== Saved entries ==
__________

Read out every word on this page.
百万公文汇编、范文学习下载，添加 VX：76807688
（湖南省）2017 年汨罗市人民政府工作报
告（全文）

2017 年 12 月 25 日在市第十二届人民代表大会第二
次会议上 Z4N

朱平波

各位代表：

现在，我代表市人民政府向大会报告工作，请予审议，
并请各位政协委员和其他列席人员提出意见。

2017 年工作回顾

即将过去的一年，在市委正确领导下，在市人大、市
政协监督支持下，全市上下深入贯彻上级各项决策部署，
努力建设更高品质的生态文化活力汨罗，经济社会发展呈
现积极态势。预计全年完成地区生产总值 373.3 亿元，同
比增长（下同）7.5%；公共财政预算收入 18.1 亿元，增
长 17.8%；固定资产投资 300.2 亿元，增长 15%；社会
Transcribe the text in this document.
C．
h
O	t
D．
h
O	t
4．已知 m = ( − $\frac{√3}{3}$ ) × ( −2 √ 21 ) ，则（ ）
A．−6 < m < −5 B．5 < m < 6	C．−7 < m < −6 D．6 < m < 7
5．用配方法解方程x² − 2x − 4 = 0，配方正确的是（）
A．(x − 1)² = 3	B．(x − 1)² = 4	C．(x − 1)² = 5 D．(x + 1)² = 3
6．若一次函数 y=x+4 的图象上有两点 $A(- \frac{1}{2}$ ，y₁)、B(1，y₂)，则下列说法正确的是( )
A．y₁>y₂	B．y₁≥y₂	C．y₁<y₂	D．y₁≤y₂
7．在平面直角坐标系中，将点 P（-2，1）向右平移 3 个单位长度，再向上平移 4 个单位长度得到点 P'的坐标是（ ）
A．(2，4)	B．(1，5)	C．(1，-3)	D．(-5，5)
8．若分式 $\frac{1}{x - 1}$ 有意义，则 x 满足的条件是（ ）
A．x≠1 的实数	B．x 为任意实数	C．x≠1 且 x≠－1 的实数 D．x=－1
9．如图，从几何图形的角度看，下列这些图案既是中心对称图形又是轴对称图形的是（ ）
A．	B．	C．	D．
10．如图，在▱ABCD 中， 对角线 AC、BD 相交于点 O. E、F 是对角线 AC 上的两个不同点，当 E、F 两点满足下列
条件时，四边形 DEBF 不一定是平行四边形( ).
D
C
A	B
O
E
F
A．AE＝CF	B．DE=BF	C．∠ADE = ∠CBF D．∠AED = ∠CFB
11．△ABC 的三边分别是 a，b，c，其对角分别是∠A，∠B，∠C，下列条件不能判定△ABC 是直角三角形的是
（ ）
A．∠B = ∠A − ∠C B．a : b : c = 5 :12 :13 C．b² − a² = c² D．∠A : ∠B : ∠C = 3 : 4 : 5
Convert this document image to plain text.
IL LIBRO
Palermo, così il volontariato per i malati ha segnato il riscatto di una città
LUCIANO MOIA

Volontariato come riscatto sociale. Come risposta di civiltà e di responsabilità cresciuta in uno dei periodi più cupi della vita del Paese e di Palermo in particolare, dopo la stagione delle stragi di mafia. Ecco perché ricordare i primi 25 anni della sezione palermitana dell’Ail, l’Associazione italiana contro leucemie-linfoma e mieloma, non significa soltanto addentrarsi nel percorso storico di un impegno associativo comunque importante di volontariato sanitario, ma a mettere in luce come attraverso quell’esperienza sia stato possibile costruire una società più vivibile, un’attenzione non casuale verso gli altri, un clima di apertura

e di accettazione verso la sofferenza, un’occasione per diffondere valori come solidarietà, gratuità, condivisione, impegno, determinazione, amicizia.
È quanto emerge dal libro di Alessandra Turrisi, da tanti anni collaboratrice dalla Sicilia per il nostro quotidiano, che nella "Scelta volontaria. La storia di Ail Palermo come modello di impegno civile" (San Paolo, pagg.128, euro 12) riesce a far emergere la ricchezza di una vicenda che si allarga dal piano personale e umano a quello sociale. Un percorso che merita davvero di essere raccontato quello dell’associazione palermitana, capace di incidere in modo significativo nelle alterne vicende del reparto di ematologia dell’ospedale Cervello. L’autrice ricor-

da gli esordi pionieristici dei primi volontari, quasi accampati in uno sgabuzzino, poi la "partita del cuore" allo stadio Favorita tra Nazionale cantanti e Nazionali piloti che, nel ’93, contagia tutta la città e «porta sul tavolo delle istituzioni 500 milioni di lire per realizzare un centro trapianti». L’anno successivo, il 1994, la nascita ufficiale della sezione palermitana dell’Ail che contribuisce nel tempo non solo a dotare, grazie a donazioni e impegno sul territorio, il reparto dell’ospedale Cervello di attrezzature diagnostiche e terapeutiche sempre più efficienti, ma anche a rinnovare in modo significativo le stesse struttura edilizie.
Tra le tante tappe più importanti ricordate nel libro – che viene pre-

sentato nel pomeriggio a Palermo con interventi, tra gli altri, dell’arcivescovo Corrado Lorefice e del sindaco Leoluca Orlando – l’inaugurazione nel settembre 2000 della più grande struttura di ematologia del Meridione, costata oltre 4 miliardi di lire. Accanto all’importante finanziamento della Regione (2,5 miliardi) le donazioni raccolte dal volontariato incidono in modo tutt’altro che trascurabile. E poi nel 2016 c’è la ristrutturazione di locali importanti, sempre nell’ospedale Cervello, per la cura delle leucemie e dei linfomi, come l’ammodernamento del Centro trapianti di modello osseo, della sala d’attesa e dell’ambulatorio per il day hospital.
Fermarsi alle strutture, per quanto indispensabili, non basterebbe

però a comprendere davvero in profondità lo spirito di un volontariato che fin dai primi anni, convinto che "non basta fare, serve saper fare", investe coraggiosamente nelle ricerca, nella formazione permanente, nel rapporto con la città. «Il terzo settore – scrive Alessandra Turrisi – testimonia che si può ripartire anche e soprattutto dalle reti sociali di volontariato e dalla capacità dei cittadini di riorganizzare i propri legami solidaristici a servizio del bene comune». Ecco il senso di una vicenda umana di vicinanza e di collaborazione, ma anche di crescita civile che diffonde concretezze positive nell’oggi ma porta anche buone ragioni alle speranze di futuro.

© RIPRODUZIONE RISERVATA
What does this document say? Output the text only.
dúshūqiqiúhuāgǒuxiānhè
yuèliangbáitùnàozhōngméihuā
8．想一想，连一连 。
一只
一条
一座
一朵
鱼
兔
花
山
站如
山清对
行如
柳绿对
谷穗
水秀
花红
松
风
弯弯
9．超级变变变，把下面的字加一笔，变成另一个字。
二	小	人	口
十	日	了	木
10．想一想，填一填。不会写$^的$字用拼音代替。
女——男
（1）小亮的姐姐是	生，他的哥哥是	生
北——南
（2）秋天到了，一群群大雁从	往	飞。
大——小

__________

Extract the listing in its entirety and repeat it exactly.

Read out every word on this page.
百万公文汇编、范文学习下载，添加 VX：76807688
（湖南省）2017 年汨罗市人民政府工作报
告（全文）

2017 年 12 月 25 日在市第十二届人民代表大会第二
次会议上 Z4N

朱平波

各位代表：

现在，我代表市人民政府向大会报告工作，请予审议，
并请各位政协委员和其他列席人员提出意见。

2017 年工作回顾

即将过去的一年，在市委正确领导下，在市人大、市
政协监督支持下，全市上下深入贯彻上级各项决策部署，
努力建设更高品质的生态文化活力汨罗，经济社会发展呈
现积极态势。预计全年完成地区生产总值 373.3 亿元，同
比增长（下同）7.5%；公共财政预算收入 18.1 亿元，增
长 17.8%；固定资产投资 300.2 亿元，增长 15%；社会
Transcribe the text in this document.
C．
h
O	t
D．
h
O	t
4．已知 m = ( − $\frac{√3}{3}$ ) × ( −2 √ 21 ) ，则（ ）
A．−6 < m < −5 B．5 < m < 6	C．−7 < m < −6 D．6 < m < 7
5．用配方法解方程x² − 2x − 4 = 0，配方正确的是（）
A．(x − 1)² = 3	B．(x − 1)² = 4	C．(x − 1)² = 5 D．(x + 1)² = 3
6．若一次函数 y=x+4 的图象上有两点 $A(- \frac{1}{2}$ ，y₁)、B(1，y₂)，则下列说法正确的是( )
A．y₁>y₂	B．y₁≥y₂	C．y₁<y₂	D．y₁≤y₂
7．在平面直角坐标系中，将点 P（-2，1）向右平移 3 个单位长度，再向上平移 4 个单位长度得到点 P'的坐标是（ ）
A．(2，4)	B．(1，5)	C．(1，-3)	D．(-5，5)
8．若分式 $\frac{1}{x - 1}$ 有意义，则 x 满足的条件是（ ）
A．x≠1 的实数	B．x 为任意实数	C．x≠1 且 x≠－1 的实数 D．x=－1
9．如图，从几何图形的角度看，下列这些图案既是中心对称图形又是轴对称图形的是（ ）
A．	B．	C．	D．
10．如图，在▱ABCD 中， 对角线 AC、BD 相交于点 O. E、F 是对角线 AC 上的两个不同点，当 E、F 两点满足下列
条件时，四边形 DEBF 不一定是平行四边形( ).
D
C
A	B
O
E
F
A．AE＝CF	B．DE=BF	C．∠ADE = ∠CBF D．∠AED = ∠CFB
11．△ABC 的三边分别是 a，b，c，其对角分别是∠A，∠B，∠C，下列条件不能判定△ABC 是直角三角形的是
（ ）
A．∠B = ∠A − ∠C B．a : b : c = 5 :12 :13 C．b² − a² = c² D．∠A : ∠B : ∠C = 3 : 4 : 5
Convert this document image to plain text.
IL LIBRO
Palermo, così il volontariato per i malati ha segnato il riscatto di una città
LUCIANO MOIA

Volontariato come riscatto sociale. Come risposta di civiltà e di responsabilità cresciuta in uno dei periodi più cupi della vita del Paese e di Palermo in particolare, dopo la stagione delle stragi di mafia. Ecco perché ricordare i primi 25 anni della sezione palermitana dell’Ail, l’Associazione italiana contro leucemie-linfoma e mieloma, non significa soltanto addentrarsi nel percorso storico di un impegno associativo comunque importante di volontariato sanitario, ma a mettere in luce come attraverso quell’esperienza sia stato possibile costruire una società più vivibile, un’attenzione non casuale verso gli altri, un clima di apertura

e di accettazione verso la sofferenza, un’occasione per diffondere valori come solidarietà, gratuità, condivisione, impegno, determinazione, amicizia.
È quanto emerge dal libro di Alessandra Turrisi, da tanti anni collaboratrice dalla Sicilia per il nostro quotidiano, che nella "Scelta volontaria. La storia di Ail Palermo come modello di impegno civile" (San Paolo, pagg.128, euro 12) riesce a far emergere la ricchezza di una vicenda che si allarga dal piano personale e umano a quello sociale. Un percorso che merita davvero di essere raccontato quello dell’associazione palermitana, capace di incidere in modo significativo nelle alterne vicende del reparto di ematologia dell’ospedale Cervello. L’autrice ricor-

da gli esordi pionieristici dei primi volontari, quasi accampati in uno sgabuzzino, poi la "partita del cuore" allo stadio Favorita tra Nazionale cantanti e Nazionali piloti che, nel ’93, contagia tutta la città e «porta sul tavolo delle istituzioni 500 milioni di lire per realizzare un centro trapianti». L’anno successivo, il 1994, la nascita ufficiale della sezione palermitana dell’Ail che contribuisce nel tempo non solo a dotare, grazie a donazioni e impegno sul territorio, il reparto dell’ospedale Cervello di attrezzature diagnostiche e terapeutiche sempre più efficienti, ma anche a rinnovare in modo significativo le stesse struttura edilizie.
Tra le tante tappe più importanti ricordate nel libro – che viene pre-

sentato nel pomeriggio a Palermo con interventi, tra gli altri, dell’arcivescovo Corrado Lorefice e del sindaco Leoluca Orlando – l’inaugurazione nel settembre 2000 della più grande struttura di ematologia del Meridione, costata oltre 4 miliardi di lire. Accanto all’importante finanziamento della Regione (2,5 miliardi) le donazioni raccolte dal volontariato incidono in modo tutt’altro che trascurabile. E poi nel 2016 c’è la ristrutturazione di locali importanti, sempre nell’ospedale Cervello, per la cura delle leucemie e dei linfomi, come l’ammodernamento del Centro trapianti di modello osseo, della sala d’attesa e dell’ambulatorio per il day hospital.
Fermarsi alle strutture, per quanto indispensabili, non basterebbe

però a comprendere davvero in profondità lo spirito di un volontariato che fin dai primi anni, convinto che "non basta fare, serve saper fare", investe coraggiosamente nelle ricerca, nella formazione permanente, nel rapporto con la città. «Il terzo settore – scrive Alessandra Turrisi – testimonia che si può ripartire anche e soprattutto dalle reti sociali di volontariato e dalla capacità dei cittadini di riorganizzare i propri legami solidaristici a servizio del bene comune». Ecco il senso di una vicenda umana di vicinanza e di collaborazione, ma anche di crescita civile che diffonde concretezze positive nell’oggi ma porta anche buone ragioni alle speranze di futuro.

© RIPRODUZIONE RISERVATA
What does this document say? Output the text only.
dúshūqiqiúhuāgǒuxiānhè
yuèliangbáitùnàozhōngméihuā
8．想一想，连一连 。
一只
一条
一座
一朵
鱼
兔
花
山
站如
山清对
行如
柳绿对
谷穗
水秀
花红
松
风
弯弯
9．超级变变变，把下面的字加一笔，变成另一个字。
二	小	人	口
十	日	了	木
10．想一想，填一填。不会写$^的$字用拼音代替。
女——男
（1）小亮的姐姐是	生，他的哥哥是	生
北——南
（2）秋天到了，一群群大雁从	往	飞。
大——小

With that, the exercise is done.